Records from a collection:
○ ○ ○ ○ ○ ○ ○

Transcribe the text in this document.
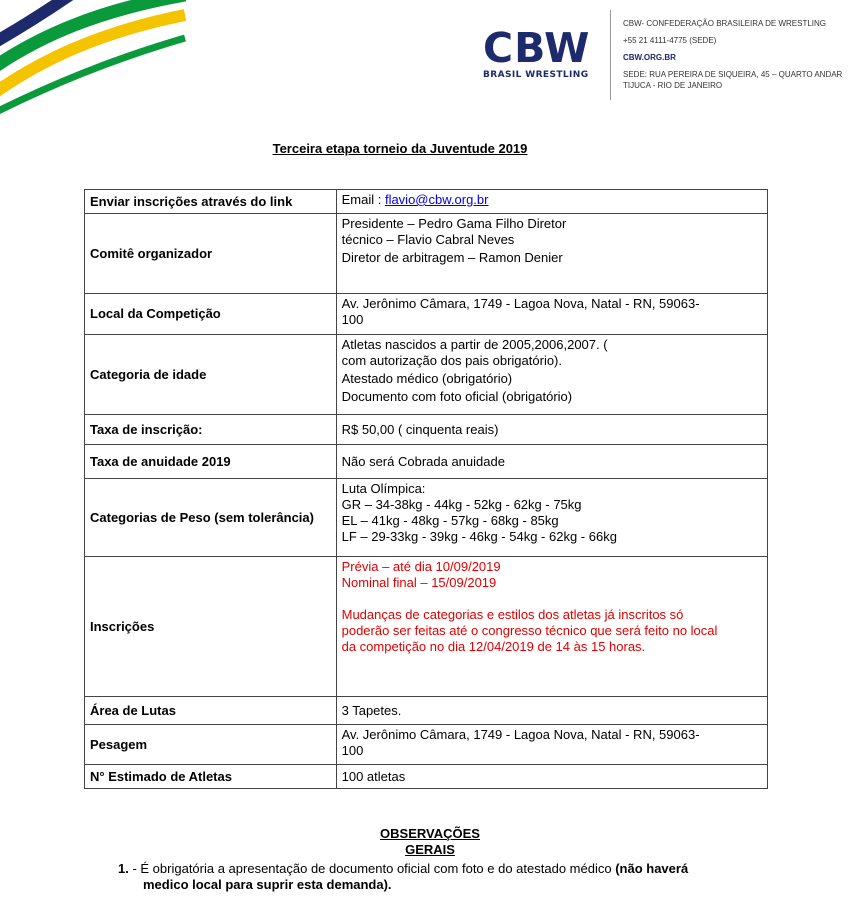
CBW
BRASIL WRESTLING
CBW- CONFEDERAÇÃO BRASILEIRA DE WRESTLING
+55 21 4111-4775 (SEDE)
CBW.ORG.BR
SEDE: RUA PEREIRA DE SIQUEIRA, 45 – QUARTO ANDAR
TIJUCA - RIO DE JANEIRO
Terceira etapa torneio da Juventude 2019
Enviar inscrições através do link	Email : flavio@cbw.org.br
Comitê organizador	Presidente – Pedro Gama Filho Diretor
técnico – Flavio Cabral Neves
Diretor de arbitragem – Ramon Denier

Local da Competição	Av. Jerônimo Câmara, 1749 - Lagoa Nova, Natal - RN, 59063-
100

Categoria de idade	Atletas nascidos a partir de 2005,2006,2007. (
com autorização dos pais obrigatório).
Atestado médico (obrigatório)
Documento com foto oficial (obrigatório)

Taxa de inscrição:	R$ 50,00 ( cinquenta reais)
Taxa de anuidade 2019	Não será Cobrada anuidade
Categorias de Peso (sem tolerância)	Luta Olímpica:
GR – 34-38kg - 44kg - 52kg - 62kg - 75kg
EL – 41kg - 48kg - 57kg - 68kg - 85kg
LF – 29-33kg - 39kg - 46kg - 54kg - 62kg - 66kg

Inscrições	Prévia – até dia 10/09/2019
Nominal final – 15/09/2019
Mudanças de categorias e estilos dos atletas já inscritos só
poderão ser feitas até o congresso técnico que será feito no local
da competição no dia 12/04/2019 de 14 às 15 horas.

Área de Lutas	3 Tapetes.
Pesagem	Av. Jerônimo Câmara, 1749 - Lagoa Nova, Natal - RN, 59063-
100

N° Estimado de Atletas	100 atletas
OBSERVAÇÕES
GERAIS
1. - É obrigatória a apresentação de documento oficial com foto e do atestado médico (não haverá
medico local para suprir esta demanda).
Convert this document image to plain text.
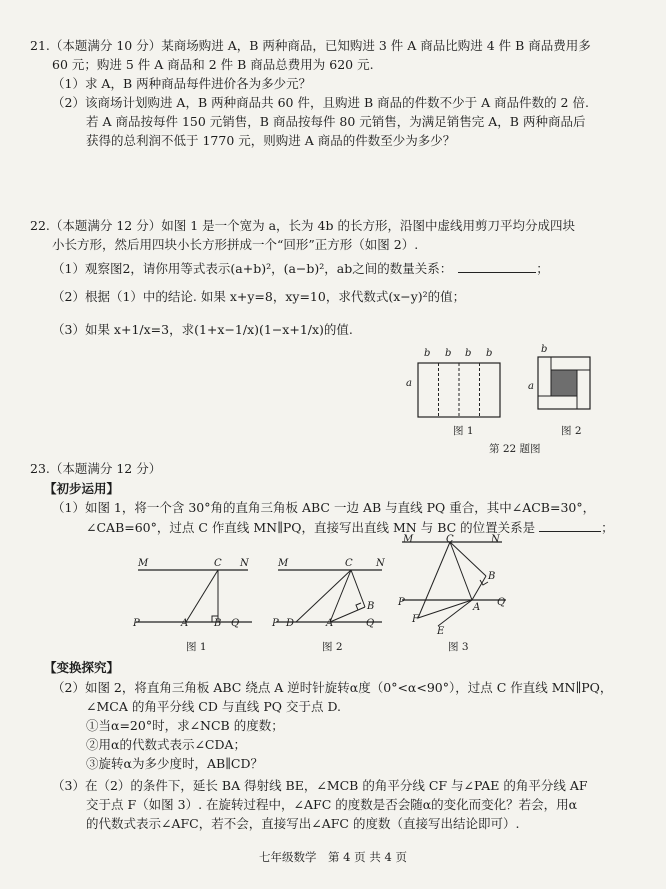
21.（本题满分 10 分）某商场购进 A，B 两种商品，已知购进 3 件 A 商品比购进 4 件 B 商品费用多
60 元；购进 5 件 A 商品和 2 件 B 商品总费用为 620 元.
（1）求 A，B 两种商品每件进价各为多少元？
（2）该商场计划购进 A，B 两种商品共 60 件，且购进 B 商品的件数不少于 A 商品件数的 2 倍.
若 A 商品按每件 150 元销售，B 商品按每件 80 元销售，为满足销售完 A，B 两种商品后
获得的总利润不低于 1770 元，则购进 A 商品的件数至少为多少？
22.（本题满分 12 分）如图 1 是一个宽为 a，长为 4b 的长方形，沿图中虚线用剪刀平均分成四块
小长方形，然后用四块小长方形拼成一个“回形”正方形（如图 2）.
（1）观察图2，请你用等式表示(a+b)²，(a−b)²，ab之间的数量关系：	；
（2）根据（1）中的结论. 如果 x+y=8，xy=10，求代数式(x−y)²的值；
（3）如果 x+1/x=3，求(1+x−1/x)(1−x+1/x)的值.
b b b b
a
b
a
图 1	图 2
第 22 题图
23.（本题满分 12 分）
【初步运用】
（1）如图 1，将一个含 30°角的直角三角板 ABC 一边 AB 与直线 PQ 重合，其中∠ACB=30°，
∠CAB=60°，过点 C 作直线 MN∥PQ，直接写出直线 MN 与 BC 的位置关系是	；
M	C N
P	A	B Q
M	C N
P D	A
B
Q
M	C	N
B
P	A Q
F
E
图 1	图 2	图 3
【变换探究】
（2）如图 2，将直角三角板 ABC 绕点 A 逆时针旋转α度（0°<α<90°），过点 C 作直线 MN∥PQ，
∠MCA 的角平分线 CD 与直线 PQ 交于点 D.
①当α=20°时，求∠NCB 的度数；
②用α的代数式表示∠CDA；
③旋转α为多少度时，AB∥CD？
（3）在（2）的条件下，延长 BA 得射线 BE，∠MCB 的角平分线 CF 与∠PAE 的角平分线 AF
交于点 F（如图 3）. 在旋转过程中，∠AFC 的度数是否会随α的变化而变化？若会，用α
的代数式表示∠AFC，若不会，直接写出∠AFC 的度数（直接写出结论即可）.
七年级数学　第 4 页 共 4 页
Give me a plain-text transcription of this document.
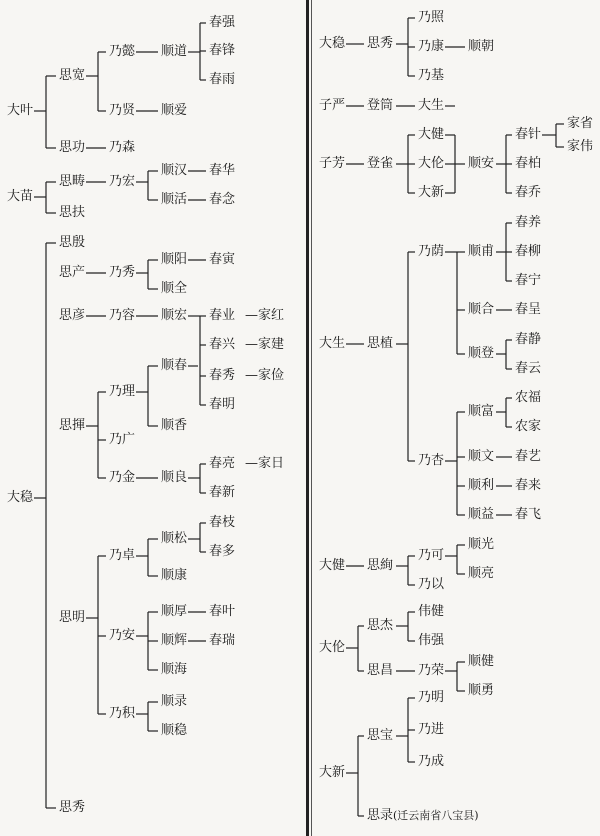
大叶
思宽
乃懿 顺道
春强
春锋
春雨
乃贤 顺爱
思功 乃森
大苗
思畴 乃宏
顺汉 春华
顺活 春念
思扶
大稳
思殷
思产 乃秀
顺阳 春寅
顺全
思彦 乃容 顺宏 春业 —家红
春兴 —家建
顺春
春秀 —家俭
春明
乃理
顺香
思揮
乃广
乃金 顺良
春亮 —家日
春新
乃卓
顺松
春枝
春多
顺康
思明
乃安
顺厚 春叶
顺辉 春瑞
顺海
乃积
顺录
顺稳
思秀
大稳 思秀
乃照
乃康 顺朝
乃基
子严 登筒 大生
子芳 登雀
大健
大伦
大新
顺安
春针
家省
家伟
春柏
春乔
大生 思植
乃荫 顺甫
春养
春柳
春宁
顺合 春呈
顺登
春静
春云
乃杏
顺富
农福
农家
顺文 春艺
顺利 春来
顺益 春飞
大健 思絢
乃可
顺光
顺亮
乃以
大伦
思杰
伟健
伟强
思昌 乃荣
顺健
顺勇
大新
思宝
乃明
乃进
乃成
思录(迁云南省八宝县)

○ ○ ○ ○ ○ ○ ○

# [PROMPT]
Gather from the records above every line containing the string "Taxa".

# [THE ANSWER]
Taxa de inscrição:	R$ 50,00 ( cinquenta reais)
Taxa de anuidade 2019	Não será Cobrada anuidade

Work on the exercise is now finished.